• What to produce: Search the material for the string "level", then return every line where it is found.

• Supplied information:
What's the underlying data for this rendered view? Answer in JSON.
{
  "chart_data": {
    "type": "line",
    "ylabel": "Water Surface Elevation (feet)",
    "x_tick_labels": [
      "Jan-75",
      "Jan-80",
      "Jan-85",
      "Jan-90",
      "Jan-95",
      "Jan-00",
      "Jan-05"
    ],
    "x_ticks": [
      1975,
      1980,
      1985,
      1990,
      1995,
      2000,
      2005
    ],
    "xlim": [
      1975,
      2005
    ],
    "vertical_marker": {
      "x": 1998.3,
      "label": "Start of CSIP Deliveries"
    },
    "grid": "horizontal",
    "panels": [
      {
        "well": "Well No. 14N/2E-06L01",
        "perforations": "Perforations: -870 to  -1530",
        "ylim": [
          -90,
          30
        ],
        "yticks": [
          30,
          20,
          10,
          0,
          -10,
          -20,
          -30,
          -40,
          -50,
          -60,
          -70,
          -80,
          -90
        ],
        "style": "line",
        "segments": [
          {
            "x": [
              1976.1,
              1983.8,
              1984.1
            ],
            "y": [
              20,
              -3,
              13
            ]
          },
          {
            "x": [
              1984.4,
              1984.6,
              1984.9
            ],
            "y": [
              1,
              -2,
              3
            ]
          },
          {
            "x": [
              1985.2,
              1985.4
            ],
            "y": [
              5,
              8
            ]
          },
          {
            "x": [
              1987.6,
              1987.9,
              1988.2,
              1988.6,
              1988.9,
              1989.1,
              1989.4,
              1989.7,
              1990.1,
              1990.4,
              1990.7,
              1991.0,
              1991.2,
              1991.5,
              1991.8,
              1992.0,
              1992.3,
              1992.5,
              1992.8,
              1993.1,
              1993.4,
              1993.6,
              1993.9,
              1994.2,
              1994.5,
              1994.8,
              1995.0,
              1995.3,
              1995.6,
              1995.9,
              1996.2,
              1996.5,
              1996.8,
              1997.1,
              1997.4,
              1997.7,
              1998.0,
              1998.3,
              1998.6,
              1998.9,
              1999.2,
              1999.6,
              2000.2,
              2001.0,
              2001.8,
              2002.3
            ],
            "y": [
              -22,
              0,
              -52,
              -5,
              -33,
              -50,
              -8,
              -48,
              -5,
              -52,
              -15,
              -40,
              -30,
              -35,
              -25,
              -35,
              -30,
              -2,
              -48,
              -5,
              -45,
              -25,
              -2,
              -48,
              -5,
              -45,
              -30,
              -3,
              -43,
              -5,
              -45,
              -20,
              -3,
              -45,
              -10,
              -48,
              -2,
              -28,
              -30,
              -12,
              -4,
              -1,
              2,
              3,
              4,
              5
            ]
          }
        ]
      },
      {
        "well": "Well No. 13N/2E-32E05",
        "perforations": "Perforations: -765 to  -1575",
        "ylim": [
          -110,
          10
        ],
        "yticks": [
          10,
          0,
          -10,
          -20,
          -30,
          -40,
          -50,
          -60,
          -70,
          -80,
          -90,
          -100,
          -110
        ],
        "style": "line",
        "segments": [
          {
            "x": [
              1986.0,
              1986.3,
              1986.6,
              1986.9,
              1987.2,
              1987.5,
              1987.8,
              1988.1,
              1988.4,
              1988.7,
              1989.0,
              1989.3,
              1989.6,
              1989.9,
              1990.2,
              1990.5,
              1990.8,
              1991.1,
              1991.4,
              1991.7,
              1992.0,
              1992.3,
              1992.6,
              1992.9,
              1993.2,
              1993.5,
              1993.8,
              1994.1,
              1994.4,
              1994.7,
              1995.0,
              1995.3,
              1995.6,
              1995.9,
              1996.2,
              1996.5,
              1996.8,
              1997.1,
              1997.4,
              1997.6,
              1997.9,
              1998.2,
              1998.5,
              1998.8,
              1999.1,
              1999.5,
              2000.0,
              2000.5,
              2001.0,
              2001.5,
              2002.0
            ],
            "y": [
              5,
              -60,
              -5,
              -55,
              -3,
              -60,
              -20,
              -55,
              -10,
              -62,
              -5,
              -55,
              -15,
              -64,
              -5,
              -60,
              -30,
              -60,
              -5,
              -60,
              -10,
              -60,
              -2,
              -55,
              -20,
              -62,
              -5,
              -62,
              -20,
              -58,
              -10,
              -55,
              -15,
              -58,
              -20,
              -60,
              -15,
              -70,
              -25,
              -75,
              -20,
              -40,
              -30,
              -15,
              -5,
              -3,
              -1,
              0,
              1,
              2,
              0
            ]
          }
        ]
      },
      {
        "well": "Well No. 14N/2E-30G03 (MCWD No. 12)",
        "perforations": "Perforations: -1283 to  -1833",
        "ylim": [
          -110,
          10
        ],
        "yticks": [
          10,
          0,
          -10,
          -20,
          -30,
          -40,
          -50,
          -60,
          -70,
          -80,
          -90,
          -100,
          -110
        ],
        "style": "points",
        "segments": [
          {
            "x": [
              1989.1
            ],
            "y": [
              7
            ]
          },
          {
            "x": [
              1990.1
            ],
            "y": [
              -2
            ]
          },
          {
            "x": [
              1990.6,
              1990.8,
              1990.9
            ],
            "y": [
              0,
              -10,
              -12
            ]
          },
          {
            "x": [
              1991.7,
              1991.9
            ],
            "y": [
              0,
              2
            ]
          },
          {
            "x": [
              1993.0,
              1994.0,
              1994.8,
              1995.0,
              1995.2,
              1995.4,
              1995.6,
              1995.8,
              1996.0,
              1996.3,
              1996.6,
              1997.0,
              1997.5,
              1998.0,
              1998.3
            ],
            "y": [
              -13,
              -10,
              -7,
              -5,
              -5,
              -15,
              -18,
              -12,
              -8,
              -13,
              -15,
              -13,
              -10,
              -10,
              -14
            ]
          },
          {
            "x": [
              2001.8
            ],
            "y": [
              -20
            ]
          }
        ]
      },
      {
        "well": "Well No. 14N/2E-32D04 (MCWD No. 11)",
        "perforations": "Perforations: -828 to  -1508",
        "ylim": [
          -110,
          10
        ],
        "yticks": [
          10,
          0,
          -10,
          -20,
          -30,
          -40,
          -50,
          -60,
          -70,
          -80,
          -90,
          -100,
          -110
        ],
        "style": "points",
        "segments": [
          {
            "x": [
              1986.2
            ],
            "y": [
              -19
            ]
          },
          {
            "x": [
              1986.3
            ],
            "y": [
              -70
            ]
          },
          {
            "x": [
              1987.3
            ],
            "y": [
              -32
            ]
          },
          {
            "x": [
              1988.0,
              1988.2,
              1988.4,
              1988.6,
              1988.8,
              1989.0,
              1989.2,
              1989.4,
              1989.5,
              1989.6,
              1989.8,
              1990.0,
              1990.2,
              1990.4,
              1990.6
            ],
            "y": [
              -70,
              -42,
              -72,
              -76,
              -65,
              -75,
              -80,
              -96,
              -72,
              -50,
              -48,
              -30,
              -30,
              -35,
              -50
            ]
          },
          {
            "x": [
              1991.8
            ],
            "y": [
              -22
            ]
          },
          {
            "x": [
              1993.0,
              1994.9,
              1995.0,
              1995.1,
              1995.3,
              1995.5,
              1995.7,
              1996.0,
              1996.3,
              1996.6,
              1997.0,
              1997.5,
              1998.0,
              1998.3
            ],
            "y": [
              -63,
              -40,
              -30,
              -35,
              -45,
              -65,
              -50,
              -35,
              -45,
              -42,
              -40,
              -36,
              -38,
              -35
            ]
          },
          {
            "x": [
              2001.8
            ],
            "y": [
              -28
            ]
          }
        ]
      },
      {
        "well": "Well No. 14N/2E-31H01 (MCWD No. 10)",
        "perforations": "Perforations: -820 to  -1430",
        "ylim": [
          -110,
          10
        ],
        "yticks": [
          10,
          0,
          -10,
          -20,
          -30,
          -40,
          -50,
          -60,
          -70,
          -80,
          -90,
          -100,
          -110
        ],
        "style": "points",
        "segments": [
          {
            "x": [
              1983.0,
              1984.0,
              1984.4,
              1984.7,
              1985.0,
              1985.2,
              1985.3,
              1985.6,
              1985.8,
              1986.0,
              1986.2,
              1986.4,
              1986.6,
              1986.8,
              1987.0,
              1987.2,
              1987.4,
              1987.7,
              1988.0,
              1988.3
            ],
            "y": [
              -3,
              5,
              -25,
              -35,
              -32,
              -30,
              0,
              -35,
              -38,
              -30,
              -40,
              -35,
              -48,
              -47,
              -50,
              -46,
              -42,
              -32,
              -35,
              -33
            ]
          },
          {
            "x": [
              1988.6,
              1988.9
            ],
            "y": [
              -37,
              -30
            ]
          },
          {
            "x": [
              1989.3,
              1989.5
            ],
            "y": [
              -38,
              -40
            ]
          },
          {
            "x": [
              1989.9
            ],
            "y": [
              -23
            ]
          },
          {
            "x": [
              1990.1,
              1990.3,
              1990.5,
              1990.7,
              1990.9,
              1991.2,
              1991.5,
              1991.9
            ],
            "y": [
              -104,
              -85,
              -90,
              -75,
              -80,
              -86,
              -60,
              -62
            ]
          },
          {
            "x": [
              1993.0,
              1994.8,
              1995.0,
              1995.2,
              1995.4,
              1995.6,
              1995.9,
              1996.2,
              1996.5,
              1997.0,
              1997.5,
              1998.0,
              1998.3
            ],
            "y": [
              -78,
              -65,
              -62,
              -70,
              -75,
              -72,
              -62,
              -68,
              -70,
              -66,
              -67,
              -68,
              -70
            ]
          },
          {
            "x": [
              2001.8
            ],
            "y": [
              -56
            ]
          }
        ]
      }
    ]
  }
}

==

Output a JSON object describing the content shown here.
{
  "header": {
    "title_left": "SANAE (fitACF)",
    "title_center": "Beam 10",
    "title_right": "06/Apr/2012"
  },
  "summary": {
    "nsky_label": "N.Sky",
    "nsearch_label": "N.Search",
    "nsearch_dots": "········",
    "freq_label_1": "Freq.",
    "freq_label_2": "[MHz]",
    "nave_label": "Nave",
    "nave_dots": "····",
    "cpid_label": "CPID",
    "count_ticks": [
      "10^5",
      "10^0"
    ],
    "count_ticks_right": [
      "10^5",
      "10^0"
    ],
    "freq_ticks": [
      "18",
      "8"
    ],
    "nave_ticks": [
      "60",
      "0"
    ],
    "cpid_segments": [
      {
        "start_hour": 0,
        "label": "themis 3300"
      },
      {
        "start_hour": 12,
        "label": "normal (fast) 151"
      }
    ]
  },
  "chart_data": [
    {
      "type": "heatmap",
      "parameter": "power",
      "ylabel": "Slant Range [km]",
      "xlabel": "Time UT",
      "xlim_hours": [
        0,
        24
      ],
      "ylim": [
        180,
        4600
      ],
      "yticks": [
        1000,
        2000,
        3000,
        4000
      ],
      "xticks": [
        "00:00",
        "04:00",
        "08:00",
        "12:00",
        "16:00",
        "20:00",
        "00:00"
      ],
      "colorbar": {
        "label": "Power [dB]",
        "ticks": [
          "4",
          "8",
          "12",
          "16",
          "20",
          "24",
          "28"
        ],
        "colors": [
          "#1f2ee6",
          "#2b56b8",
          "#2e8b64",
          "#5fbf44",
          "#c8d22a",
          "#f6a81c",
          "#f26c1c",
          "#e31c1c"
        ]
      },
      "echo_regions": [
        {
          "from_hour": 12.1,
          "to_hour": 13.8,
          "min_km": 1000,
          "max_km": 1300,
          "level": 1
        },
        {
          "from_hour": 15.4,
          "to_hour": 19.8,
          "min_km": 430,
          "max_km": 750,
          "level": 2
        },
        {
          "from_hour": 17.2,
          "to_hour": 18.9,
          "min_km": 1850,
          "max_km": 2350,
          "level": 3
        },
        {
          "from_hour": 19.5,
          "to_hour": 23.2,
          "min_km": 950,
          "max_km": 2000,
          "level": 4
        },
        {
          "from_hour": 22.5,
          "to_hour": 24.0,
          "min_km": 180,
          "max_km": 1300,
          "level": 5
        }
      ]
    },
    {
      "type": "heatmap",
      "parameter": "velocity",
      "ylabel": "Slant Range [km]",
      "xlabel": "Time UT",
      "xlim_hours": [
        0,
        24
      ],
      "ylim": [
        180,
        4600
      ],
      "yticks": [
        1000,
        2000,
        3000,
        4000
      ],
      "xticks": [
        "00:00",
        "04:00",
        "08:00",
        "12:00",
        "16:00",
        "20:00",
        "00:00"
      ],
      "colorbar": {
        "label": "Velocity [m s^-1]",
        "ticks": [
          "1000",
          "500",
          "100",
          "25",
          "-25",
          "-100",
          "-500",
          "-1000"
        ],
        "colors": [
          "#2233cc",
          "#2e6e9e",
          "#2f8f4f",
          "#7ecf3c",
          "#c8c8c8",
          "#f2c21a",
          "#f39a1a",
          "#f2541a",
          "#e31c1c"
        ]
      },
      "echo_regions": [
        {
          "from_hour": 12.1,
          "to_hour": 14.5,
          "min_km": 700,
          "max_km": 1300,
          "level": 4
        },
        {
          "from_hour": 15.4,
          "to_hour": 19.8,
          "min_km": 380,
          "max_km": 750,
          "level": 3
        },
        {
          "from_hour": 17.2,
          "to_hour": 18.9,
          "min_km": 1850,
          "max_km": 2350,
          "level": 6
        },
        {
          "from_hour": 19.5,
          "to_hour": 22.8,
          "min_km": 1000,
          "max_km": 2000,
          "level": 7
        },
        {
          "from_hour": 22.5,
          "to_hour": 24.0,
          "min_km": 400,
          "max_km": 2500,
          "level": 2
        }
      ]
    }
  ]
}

• Solution for this task:
          "level": 1
          "level": 2
          "level": 3
          "level": 4
          "level": 5
          "level": 4
          "level": 3
          "level": 6
          "level": 7
          "level": 2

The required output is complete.